Direction: Reproduce all the lines exactly as they stand, apart from the pictures.

::: Information provided

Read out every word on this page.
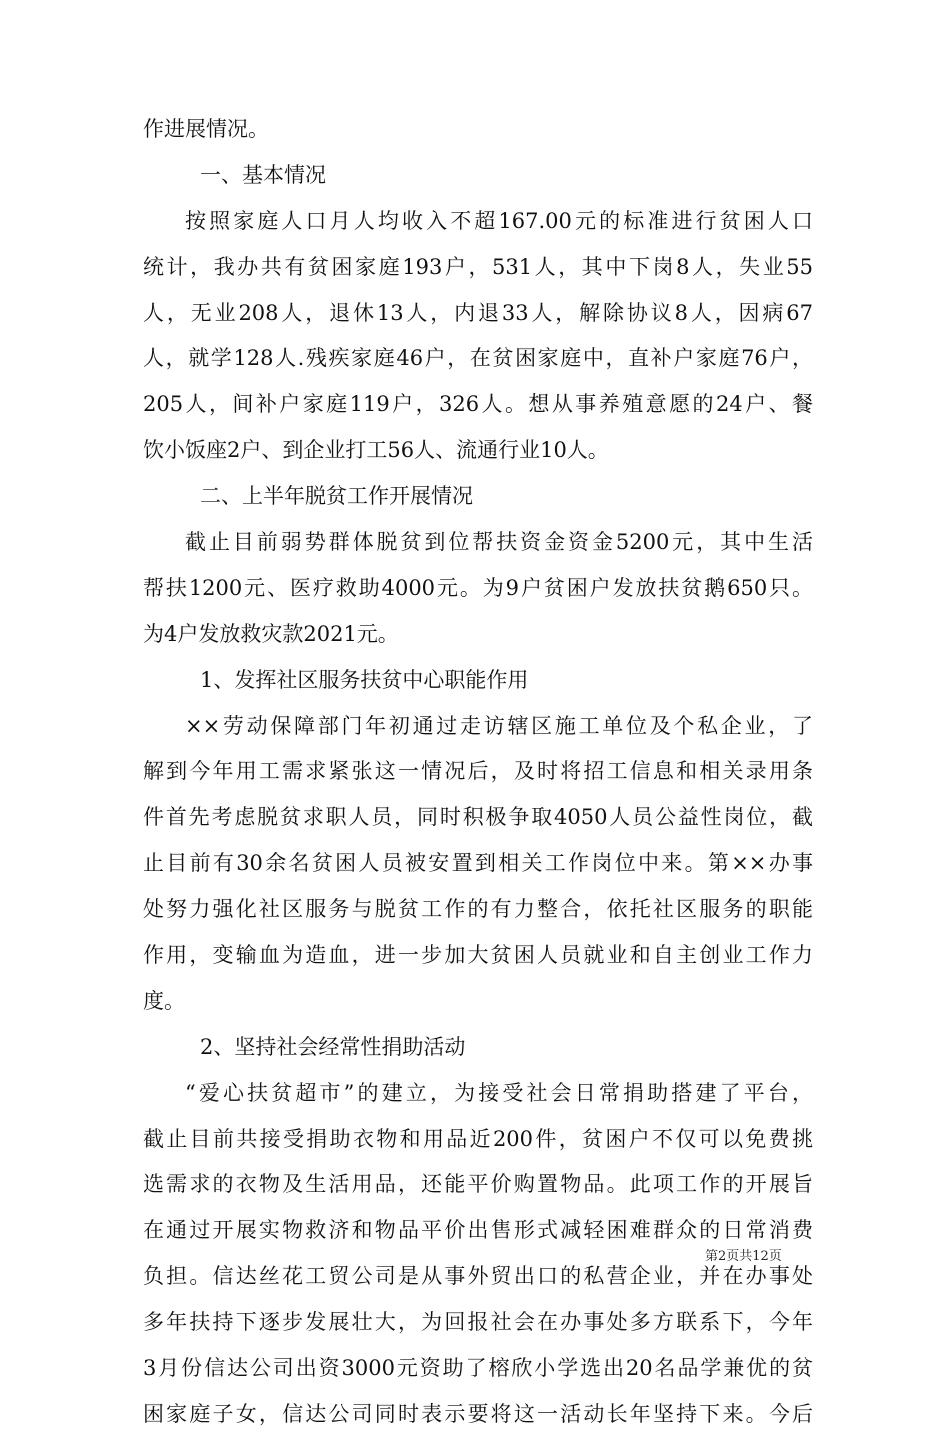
作进展情况。

一、基本情况

按照家庭人口月人均收入不超167.00元的标准进行贫困人口

统计，我办共有贫困家庭193户，531人，其中下岗8人，失业55

人，无业208人，退休13人，内退33人，解除协议8人，因病67

人，就学128人.残疾家庭46户，在贫困家庭中，直补户家庭76户，

205人，间补户家庭119户，326人。想从事养殖意愿的24户、餐

饮小饭座2户、到企业打工56人、流通行业10人。

二、上半年脱贫工作开展情况

截止目前弱势群体脱贫到位帮扶资金资金5200元，其中生活

帮扶1200元、医疗救助4000元。为9户贫困户发放扶贫鹅650只。

为4户发放救灾款2021元。

1、发挥社区服务扶贫中心职能作用

××劳动保障部门年初通过走访辖区施工单位及个私企业，了

解到今年用工需求紧张这一情况后，及时将招工信息和相关录用条

件首先考虑脱贫求职人员，同时积极争取4050人员公益性岗位，截

止目前有30余名贫困人员被安置到相关工作岗位中来。第××办事

处努力强化社区服务与脱贫工作的有力整合，依托社区服务的职能

作用，变输血为造血，进一步加大贫困人员就业和自主创业工作力

度。

2、坚持社会经常性捐助活动

“爱心扶贫超市”的建立，为接受社会日常捐助搭建了平台，

截止目前共接受捐助衣物和用品近200件，贫困户不仅可以免费挑

选需求的衣物及生活用品，还能平价购置物品。此项工作的开展旨

在通过开展实物救济和物品平价出售形式减轻困难群众的日常消费

负担。信达丝花工贸公司是从事外贸出口的私营企业，并在办事处

多年扶持下逐步发展壮大，为回报社会在办事处多方联系下，今年

3月份信达公司出资3000元资助了榕欣小学选出20名品学兼优的贫

困家庭子女，信达公司同时表示要将这一活动长年坚持下来。今后

第2页共12页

::::::

Full output:
Read out every word on this page.
作进展情况。

一、基本情况

按照家庭人口月人均收入不超167.00元的标准进行贫困人口

统计，我办共有贫困家庭193户，531人，其中下岗8人，失业55

人，无业208人，退休13人，内退33人，解除协议8人，因病67

人，就学128人.残疾家庭46户，在贫困家庭中，直补户家庭76户，

205人，间补户家庭119户，326人。想从事养殖意愿的24户、餐

饮小饭座2户、到企业打工56人、流通行业10人。

二、上半年脱贫工作开展情况

截止目前弱势群体脱贫到位帮扶资金资金5200元，其中生活

帮扶1200元、医疗救助4000元。为9户贫困户发放扶贫鹅650只。

为4户发放救灾款2021元。

1、发挥社区服务扶贫中心职能作用

××劳动保障部门年初通过走访辖区施工单位及个私企业，了

解到今年用工需求紧张这一情况后，及时将招工信息和相关录用条

件首先考虑脱贫求职人员，同时积极争取4050人员公益性岗位，截

止目前有30余名贫困人员被安置到相关工作岗位中来。第××办事

处努力强化社区服务与脱贫工作的有力整合，依托社区服务的职能

作用，变输血为造血，进一步加大贫困人员就业和自主创业工作力

度。

2、坚持社会经常性捐助活动

“爱心扶贫超市”的建立，为接受社会日常捐助搭建了平台，

截止目前共接受捐助衣物和用品近200件，贫困户不仅可以免费挑

选需求的衣物及生活用品，还能平价购置物品。此项工作的开展旨

在通过开展实物救济和物品平价出售形式减轻困难群众的日常消费

负担。信达丝花工贸公司是从事外贸出口的私营企业，并在办事处

多年扶持下逐步发展壮大，为回报社会在办事处多方联系下，今年

3月份信达公司出资3000元资助了榕欣小学选出20名品学兼优的贫

困家庭子女，信达公司同时表示要将这一活动长年坚持下来。今后

第2页共12页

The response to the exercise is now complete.